REQUIRED WORK: From the entries below, gather every line containing the string "XĂNG".

RECORDS TO USE:
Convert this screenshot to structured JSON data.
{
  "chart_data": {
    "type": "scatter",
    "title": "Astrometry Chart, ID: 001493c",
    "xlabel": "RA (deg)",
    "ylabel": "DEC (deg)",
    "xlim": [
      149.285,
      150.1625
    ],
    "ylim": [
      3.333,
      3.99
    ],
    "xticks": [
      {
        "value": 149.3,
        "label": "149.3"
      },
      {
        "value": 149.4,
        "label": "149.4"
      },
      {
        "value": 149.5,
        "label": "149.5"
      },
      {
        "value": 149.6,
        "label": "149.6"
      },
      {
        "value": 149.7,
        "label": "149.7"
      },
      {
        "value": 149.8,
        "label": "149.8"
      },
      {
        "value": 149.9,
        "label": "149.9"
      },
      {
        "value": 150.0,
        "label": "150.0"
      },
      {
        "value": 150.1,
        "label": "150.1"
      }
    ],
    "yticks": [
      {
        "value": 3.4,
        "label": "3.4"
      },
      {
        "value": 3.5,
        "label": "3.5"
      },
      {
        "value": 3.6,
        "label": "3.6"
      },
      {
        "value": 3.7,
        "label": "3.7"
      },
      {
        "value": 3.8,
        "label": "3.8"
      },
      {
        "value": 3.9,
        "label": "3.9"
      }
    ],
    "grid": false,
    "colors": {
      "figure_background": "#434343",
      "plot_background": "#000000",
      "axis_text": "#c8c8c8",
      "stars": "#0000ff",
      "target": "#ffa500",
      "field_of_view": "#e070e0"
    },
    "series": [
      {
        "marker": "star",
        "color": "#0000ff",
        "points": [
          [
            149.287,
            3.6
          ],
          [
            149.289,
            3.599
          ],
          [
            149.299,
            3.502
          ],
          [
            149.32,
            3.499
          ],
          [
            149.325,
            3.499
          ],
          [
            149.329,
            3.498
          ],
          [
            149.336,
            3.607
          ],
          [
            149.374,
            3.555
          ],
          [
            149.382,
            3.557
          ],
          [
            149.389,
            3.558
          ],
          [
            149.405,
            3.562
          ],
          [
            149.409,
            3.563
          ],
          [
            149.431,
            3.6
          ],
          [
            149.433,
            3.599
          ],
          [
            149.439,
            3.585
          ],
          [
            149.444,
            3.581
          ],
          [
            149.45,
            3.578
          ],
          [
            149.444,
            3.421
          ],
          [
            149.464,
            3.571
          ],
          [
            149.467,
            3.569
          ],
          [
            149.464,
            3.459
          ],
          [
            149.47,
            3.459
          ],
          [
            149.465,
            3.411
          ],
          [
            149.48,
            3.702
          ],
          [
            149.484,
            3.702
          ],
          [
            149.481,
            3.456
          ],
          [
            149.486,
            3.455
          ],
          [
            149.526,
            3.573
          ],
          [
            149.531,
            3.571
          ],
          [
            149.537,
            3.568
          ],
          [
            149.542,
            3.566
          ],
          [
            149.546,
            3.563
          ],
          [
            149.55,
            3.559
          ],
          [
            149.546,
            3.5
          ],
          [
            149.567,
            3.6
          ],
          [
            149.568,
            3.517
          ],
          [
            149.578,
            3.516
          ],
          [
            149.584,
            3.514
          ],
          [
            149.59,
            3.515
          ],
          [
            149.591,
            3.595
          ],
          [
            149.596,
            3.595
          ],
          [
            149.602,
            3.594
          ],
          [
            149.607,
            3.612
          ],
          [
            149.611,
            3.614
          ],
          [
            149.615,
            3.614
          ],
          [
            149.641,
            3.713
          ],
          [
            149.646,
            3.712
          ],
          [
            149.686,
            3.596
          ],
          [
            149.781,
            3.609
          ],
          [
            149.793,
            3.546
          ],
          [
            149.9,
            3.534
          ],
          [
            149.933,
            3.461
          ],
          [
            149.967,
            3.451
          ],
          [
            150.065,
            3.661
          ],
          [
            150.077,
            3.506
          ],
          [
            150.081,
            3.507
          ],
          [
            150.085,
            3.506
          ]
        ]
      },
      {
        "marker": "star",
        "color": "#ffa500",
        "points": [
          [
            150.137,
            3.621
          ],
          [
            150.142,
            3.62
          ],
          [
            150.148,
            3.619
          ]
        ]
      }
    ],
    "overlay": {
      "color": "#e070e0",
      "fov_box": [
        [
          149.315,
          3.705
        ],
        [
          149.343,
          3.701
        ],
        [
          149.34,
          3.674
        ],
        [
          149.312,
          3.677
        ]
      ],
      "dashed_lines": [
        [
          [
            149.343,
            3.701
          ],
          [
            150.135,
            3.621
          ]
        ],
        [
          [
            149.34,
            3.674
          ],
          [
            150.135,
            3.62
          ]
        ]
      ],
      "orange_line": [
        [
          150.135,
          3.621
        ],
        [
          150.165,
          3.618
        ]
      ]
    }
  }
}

* * *

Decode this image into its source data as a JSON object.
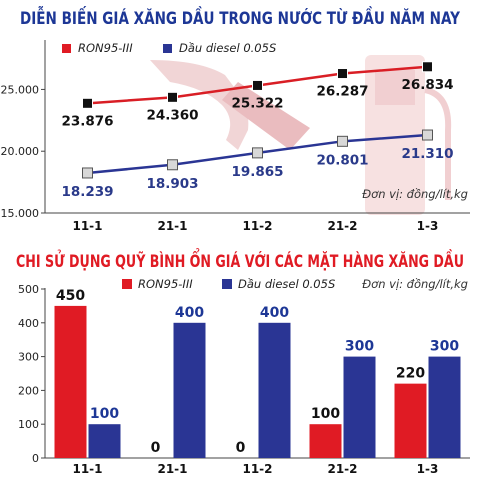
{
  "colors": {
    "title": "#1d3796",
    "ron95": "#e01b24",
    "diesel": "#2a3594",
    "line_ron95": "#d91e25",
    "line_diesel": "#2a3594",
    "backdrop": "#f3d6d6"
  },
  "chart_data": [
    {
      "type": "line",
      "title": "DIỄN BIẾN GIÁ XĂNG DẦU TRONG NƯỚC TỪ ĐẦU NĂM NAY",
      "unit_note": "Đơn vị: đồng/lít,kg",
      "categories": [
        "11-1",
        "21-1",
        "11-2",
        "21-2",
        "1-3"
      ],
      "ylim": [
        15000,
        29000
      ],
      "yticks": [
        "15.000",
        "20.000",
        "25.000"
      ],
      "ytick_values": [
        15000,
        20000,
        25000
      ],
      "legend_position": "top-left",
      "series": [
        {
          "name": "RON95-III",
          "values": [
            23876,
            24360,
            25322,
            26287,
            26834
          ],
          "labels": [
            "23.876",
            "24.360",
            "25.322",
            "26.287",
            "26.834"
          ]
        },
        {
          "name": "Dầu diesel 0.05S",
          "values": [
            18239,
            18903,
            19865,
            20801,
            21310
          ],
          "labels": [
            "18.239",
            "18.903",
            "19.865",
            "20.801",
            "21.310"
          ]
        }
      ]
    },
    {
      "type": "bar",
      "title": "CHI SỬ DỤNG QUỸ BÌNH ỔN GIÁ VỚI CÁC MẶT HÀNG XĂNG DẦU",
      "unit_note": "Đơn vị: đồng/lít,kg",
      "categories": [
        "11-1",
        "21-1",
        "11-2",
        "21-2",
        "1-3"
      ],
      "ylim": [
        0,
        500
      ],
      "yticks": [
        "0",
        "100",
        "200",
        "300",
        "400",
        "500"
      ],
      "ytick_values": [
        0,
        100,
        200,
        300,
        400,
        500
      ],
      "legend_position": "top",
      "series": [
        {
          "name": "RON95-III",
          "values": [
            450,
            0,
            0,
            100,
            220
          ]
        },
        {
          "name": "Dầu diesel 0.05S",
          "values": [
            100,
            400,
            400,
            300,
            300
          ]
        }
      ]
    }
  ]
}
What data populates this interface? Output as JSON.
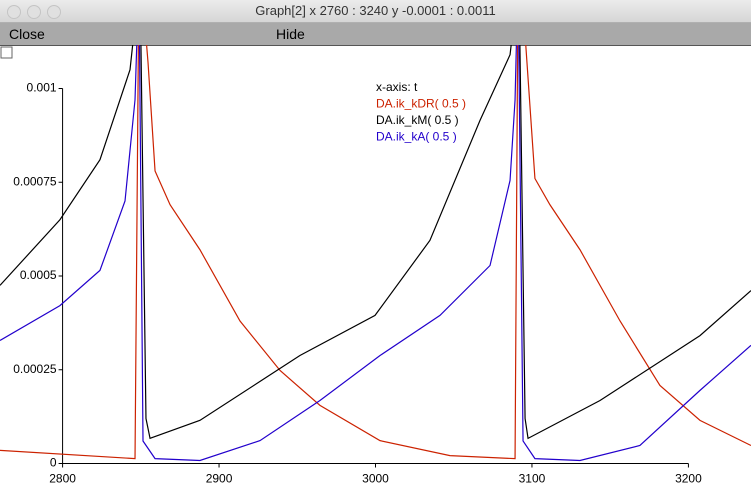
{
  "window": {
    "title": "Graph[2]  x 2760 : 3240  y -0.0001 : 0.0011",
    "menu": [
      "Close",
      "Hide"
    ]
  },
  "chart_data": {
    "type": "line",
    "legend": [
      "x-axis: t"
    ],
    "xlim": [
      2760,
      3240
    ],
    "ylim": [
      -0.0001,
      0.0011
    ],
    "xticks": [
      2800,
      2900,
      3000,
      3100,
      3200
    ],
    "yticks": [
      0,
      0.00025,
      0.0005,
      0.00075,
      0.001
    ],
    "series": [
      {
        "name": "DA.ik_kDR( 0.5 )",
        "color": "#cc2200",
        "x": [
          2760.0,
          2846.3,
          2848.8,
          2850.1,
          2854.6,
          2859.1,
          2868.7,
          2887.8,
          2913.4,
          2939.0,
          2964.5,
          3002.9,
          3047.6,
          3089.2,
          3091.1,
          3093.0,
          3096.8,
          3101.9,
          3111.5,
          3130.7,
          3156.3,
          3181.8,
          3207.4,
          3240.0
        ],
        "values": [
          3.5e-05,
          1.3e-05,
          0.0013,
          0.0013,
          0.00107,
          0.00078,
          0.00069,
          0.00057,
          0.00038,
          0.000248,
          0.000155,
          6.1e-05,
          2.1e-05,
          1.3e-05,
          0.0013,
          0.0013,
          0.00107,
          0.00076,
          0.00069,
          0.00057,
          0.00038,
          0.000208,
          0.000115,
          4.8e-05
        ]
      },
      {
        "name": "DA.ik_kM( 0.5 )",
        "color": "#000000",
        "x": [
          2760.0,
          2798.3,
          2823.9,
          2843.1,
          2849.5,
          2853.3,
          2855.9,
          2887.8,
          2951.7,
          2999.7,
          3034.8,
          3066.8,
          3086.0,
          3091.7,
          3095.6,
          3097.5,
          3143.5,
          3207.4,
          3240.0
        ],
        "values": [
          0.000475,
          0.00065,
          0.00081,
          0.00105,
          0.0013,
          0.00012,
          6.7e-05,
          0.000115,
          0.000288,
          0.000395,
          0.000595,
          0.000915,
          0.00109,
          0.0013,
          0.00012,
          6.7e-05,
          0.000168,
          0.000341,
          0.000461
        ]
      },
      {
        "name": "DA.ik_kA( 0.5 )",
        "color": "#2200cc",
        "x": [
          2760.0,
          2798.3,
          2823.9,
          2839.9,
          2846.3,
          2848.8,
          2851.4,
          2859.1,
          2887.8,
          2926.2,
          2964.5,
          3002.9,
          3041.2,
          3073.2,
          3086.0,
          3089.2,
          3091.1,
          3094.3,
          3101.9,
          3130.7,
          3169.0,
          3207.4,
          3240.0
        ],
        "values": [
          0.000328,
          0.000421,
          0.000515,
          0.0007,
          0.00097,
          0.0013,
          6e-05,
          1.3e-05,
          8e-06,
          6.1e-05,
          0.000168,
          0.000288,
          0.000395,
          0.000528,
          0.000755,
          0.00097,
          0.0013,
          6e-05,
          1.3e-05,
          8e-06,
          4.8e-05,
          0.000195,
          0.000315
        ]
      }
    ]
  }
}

* * *

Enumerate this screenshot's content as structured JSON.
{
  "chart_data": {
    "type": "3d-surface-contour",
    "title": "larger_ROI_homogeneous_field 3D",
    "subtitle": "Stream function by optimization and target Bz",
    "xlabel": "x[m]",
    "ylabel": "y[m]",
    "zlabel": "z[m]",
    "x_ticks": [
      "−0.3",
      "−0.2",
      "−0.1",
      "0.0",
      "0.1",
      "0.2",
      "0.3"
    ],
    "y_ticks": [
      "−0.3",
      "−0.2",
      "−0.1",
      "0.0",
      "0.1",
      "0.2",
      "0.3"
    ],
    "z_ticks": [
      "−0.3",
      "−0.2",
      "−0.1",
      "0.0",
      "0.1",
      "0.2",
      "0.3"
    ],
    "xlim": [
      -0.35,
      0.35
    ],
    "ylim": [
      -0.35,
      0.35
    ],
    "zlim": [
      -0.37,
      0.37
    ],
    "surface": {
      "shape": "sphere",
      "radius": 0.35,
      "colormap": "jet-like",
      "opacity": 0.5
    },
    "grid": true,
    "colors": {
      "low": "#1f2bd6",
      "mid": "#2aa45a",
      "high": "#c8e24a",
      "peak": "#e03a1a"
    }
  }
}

COMPLETE ANSWER:
      "title": "DIỄN BIẾN GIÁ XĂNG DẦU TRONG NƯỚC TỪ ĐẦU NĂM NAY",
      "title": "CHI SỬ DỤNG QUỸ BÌNH ỔN GIÁ VỚI CÁC MẶT HÀNG XĂNG DẦU",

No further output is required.